=== What you have to do ===
Put every line of the records into a Markdown table with a "Row" column for a running number and a "Line" column for the line itself, skipping blank lines. Leave the pictures out of the table.
** BEGIN Given information **
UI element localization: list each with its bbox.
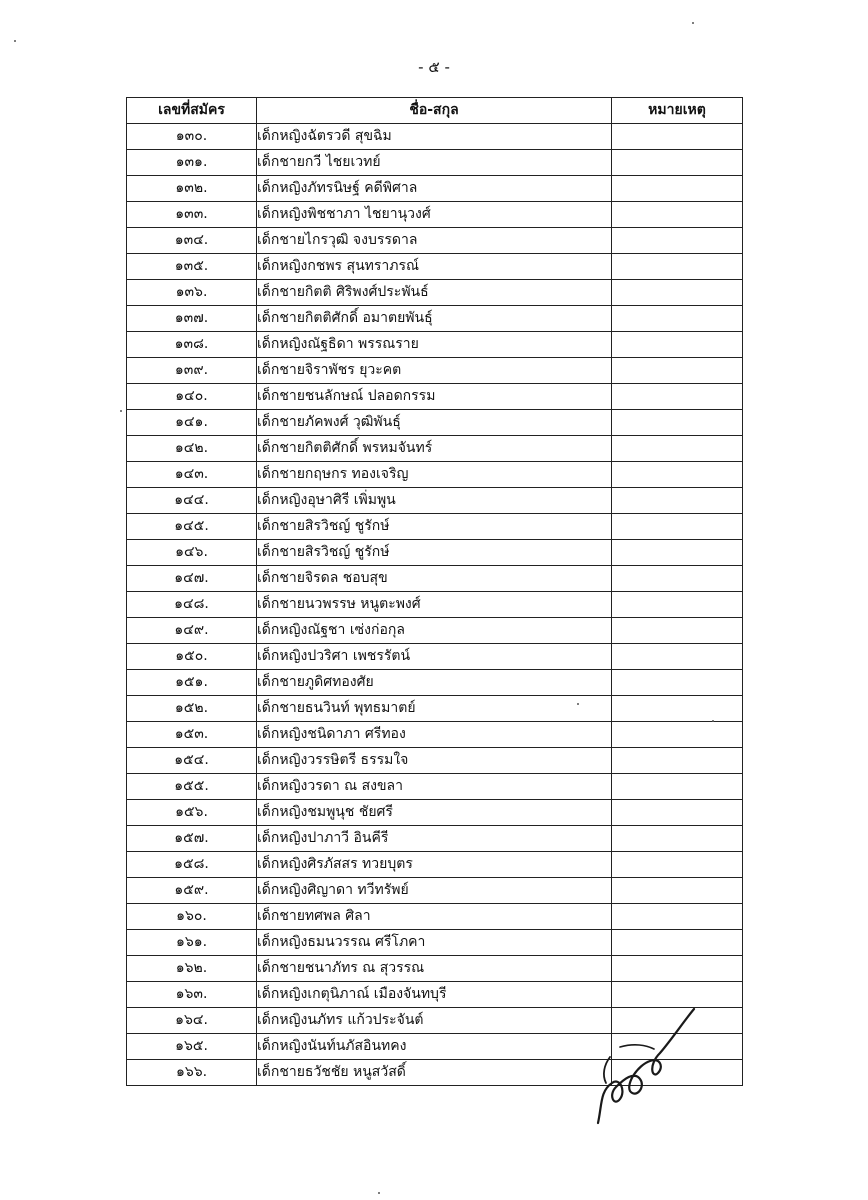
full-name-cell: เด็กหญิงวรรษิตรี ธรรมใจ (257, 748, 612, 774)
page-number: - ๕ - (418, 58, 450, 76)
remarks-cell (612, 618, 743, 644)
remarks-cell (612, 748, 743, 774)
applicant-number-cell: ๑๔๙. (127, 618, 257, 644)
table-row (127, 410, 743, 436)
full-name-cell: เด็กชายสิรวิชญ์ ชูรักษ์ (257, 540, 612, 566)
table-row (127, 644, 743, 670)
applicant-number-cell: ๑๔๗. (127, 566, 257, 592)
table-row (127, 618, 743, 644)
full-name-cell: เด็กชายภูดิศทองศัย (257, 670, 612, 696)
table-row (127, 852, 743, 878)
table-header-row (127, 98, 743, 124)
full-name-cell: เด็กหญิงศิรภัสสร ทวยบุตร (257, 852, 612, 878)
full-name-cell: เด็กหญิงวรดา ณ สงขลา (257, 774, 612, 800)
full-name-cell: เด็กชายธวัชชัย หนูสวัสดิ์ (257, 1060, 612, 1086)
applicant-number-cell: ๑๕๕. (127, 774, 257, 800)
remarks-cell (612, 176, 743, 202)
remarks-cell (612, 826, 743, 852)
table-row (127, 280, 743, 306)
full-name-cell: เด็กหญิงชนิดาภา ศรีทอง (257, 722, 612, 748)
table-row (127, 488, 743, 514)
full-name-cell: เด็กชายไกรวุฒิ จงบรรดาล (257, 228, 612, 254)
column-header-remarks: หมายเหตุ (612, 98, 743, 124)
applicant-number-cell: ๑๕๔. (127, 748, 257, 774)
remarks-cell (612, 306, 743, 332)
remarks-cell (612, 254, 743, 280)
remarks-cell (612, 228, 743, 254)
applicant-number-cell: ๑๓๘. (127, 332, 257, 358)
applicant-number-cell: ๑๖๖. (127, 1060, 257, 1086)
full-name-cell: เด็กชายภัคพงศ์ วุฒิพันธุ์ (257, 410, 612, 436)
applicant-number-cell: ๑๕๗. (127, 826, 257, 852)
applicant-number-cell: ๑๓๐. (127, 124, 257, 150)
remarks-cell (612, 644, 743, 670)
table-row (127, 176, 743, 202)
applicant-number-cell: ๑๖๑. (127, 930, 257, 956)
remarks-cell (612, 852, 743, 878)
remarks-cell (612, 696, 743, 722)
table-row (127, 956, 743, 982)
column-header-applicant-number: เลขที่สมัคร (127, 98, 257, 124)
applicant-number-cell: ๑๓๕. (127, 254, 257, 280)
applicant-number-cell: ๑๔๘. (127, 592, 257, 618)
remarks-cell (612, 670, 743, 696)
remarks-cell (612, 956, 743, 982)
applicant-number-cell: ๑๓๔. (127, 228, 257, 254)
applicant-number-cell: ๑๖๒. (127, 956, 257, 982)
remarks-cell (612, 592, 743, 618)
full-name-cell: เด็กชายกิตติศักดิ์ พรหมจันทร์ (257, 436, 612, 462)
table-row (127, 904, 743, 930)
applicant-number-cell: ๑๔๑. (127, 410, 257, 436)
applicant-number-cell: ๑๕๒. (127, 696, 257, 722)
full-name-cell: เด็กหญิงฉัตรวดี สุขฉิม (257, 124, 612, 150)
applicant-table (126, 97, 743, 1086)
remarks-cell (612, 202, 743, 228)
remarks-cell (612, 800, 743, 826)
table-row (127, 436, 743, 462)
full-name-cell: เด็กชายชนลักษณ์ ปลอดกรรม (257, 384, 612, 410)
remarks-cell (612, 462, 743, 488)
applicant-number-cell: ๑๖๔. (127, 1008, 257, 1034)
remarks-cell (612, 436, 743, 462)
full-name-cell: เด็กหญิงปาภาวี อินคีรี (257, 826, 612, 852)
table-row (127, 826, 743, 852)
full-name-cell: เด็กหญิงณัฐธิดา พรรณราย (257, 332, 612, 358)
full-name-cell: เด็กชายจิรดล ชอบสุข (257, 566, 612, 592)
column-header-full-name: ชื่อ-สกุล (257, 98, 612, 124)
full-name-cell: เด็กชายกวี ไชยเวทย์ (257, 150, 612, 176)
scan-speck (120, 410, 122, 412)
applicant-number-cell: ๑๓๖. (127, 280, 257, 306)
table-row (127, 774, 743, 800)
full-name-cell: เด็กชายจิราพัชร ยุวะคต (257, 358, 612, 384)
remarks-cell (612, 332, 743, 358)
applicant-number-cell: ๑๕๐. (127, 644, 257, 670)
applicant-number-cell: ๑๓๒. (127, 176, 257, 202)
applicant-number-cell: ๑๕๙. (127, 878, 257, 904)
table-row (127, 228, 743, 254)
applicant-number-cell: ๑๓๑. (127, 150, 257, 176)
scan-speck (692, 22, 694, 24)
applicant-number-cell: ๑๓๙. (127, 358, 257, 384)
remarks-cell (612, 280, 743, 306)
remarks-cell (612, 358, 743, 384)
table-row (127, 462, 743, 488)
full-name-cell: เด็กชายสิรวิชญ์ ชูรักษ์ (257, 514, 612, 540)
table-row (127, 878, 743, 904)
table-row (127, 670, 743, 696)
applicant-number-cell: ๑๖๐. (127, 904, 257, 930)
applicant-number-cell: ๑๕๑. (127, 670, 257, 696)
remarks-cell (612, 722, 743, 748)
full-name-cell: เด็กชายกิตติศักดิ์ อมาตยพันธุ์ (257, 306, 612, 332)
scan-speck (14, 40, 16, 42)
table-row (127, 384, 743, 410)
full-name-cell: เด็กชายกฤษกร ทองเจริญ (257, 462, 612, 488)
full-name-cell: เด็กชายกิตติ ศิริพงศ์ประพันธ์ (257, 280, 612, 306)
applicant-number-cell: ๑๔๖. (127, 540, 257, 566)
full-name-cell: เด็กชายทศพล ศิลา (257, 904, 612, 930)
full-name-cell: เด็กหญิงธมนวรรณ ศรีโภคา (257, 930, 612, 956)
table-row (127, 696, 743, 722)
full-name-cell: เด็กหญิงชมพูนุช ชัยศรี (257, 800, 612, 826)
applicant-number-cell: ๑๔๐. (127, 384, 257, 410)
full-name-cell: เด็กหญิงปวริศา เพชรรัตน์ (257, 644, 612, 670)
** END Given information **
=== Exercise output ===
| Row | Line |
|---|---|
| 1 | UI element localization: list each with its bbox. |
| 2 | full-name-cell: เด็กหญิงวรรษิตรี ธรรมใจ (257, 748, 612, 774) |
| 3 | page-number: - ๕ - (418, 58, 450, 76) |
| 4 | remarks-cell (612, 618, 743, 644) |
| 5 | remarks-cell (612, 748, 743, 774) |
| 6 | applicant-number-cell: ๑๔๙. (127, 618, 257, 644) |
| 7 | table-row (127, 410, 743, 436) |
| 8 | full-name-cell: เด็กชายสิรวิชญ์ ชูรักษ์ (257, 540, 612, 566) |
| 9 | table-row (127, 644, 743, 670) |
| 10 | applicant-number-cell: ๑๔๗. (127, 566, 257, 592) |
| 11 | table-row (127, 618, 743, 644) |
| 12 | full-name-cell: เด็กชายภูดิศทองศัย (257, 670, 612, 696) |
| 13 | table-row (127, 852, 743, 878) |
| 14 | table-header-row (127, 98, 743, 124) |
| 15 | full-name-cell: เด็กหญิงศิรภัสสร ทวยบุตร (257, 852, 612, 878) |
| 16 | full-name-cell: เด็กหญิงวรดา ณ สงขลา (257, 774, 612, 800) |
| 17 | full-name-cell: เด็กชายธวัชชัย หนูสวัสดิ์ (257, 1060, 612, 1086) |
| 18 | applicant-number-cell: ๑๕๕. (127, 774, 257, 800) |
| 19 | remarks-cell (612, 176, 743, 202) |
| 20 | remarks-cell (612, 826, 743, 852) |
| 21 | table-row (127, 280, 743, 306) |
| 22 | full-name-cell: เด็กหญิงชนิดาภา ศรีทอง (257, 722, 612, 748) |
| 23 | table-row (127, 488, 743, 514) |
| 24 | full-name-cell: เด็กชายไกรวุฒิ จงบรรดาล (257, 228, 612, 254) |
| 25 | column-header-remarks: หมายเหตุ (612, 98, 743, 124) |
| 26 | applicant-number-cell: ๑๕๔. (127, 748, 257, 774) |
| 27 | remarks-cell (612, 306, 743, 332) |
| 28 | remarks-cell (612, 254, 743, 280) |
| 29 | remarks-cell (612, 228, 743, 254) |
| 30 | applicant-number-cell: ๑๓๘. (127, 332, 257, 358) |
| 31 | applicant-number-cell: ๑๖๖. (127, 1060, 257, 1086) |
| 32 | full-name-cell: เด็กชายภัคพงศ์ วุฒิพันธุ์ (257, 410, 612, 436) |
| 33 | applicant-number-cell: ๑๕๗. (127, 826, 257, 852) |
| 34 | applicant-number-cell: ๑๓๐. (127, 124, 257, 150) |
| 35 | remarks-cell (612, 644, 743, 670) |
| 36 | table-row (127, 176, 743, 202) |
| 37 | applicant-number-cell: ๑๖๑. (127, 930, 257, 956) |
| 38 | remarks-cell (612, 852, 743, 878) |
| 39 | remarks-cell (612, 696, 743, 722) |
| 40 | table-row (127, 956, 743, 982) |
| 41 | column-header-applicant-number: เลขที่สมัคร (127, 98, 257, 124) |
| 42 | applicant-number-cell: ๑๓๕. (127, 254, 257, 280) |
| 43 | applicant-number-cell: ๑๔๘. (127, 592, 257, 618) |
| 44 | remarks-cell (612, 670, 743, 696) |
| 45 | remarks-cell (612, 956, 743, 982) |
| 46 | applicant-number-cell: ๑๓๔. (127, 228, 257, 254) |
| 47 | applicant-number-cell: ๑๖๒. (127, 956, 257, 982) |
| 48 | remarks-cell (612, 592, 743, 618) |
| 49 | full-name-cell: เด็กชายกิตติศักดิ์ พรหมจันทร์ (257, 436, 612, 462) |
| 50 | table-row (127, 904, 743, 930) |
| 51 | applicant-number-cell: ๑๔๑. (127, 410, 257, 436) |
| 52 | applicant-number-cell: ๑๕๒. (127, 696, 257, 722) |
| 53 | full-name-cell: เด็กหญิงฉัตรวดี สุขฉิม (257, 124, 612, 150) |
| 54 | applicant-table (126, 97, 743, 1086) |
| 55 | remarks-cell (612, 202, 743, 228) |
| 56 | remarks-cell (612, 800, 743, 826) |
| 57 | table-row (127, 436, 743, 462) |
| 58 | full-name-cell: เด็กชายชนลักษณ์ ปลอดกรรม (257, 384, 612, 410) |
| 59 | remarks-cell (612, 462, 743, 488) |
| 60 | applicant-number-cell: ๑๖๔. (127, 1008, 257, 1034) |
| 61 | remarks-cell (612, 436, 743, 462) |
| 62 | full-name-cell: เด็กหญิงปาภาวี อินคีรี (257, 826, 612, 852) |
| 63 | table-row (127, 826, 743, 852) |
| 64 | full-name-cell: เด็กหญิงณัฐธิดา พรรณราย (257, 332, 612, 358) |
| 65 | full-name-cell: เด็กชายจิรดล ชอบสุข (257, 566, 612, 592) |
| 66 | column-header-full-name: ชื่อ-สกุล (257, 98, 612, 124) |
| 67 | full-name-cell: เด็กชายกวี ไชยเวทย์ (257, 150, 612, 176) |
| 68 | scan-speck (120, 410, 122, 412) |
| 69 | applicant-number-cell: ๑๓๖. (127, 280, 257, 306) |
| 70 | table-row (127, 774, 743, 800) |
| 71 | full-name-cell: เด็กชายจิราพัชร ยุวะคต (257, 358, 612, 384) |
| 72 | remarks-cell (612, 332, 743, 358) |
| 73 | applicant-number-cell: ๑๕๐. (127, 644, 257, 670) |
| 74 | applicant-number-cell: ๑๓๒. (127, 176, 257, 202) |
| 75 | applicant-number-cell: ๑๕๙. (127, 878, 257, 904) |
| 76 | table-row (127, 228, 743, 254) |
| 77 | applicant-number-cell: ๑๓๑. (127, 150, 257, 176) |
| 78 | scan-speck (692, 22, 694, 24) |
| 79 | applicant-number-cell: ๑๓๙. (127, 358, 257, 384) |
| 80 | remarks-cell (612, 280, 743, 306) |
| 81 | remarks-cell (612, 358, 743, 384) |
| 82 | table-row (127, 462, 743, 488) |
| 83 | full-name-cell: เด็กชายสิรวิชญ์ ชูรักษ์ (257, 514, 612, 540) |
| 84 | table-row (127, 878, 743, 904) |
| 85 | table-row (127, 670, 743, 696) |
| 86 | applicant-number-cell: ๑๖๐. (127, 904, 257, 930) |
| 87 | applicant-number-cell: ๑๕๑. (127, 670, 257, 696) |
| 88 | remarks-cell (612, 722, 743, 748) |
| 89 | full-name-cell: เด็กชายกิตติศักดิ์ อมาตยพันธุ์ (257, 306, 612, 332) |
| 90 | scan-speck (14, 40, 16, 42) |
| 91 | table-row (127, 384, 743, 410) |
| 92 | full-name-cell: เด็กชายกฤษกร ทองเจริญ (257, 462, 612, 488) |
| 93 | full-name-cell: เด็กชายกิตติ ศิริพงศ์ประพันธ์ (257, 280, 612, 306) |
| 94 | applicant-number-cell: ๑๔๖. (127, 540, 257, 566) |
| 95 | full-name-cell: เด็กชายทศพล ศิลา (257, 904, 612, 930) |
| 96 | full-name-cell: เด็กหญิงธมนวรรณ ศรีโภคา (257, 930, 612, 956) |
| 97 | table-row (127, 696, 743, 722) |
| 98 | full-name-cell: เด็กหญิงชมพูนุช ชัยศรี (257, 800, 612, 826) |
| 99 | applicant-number-cell: ๑๔๐. (127, 384, 257, 410) |
| 100 | full-name-cell: เด็กหญิงปวริศา เพชรรัตน์ (257, 644, 612, 670) |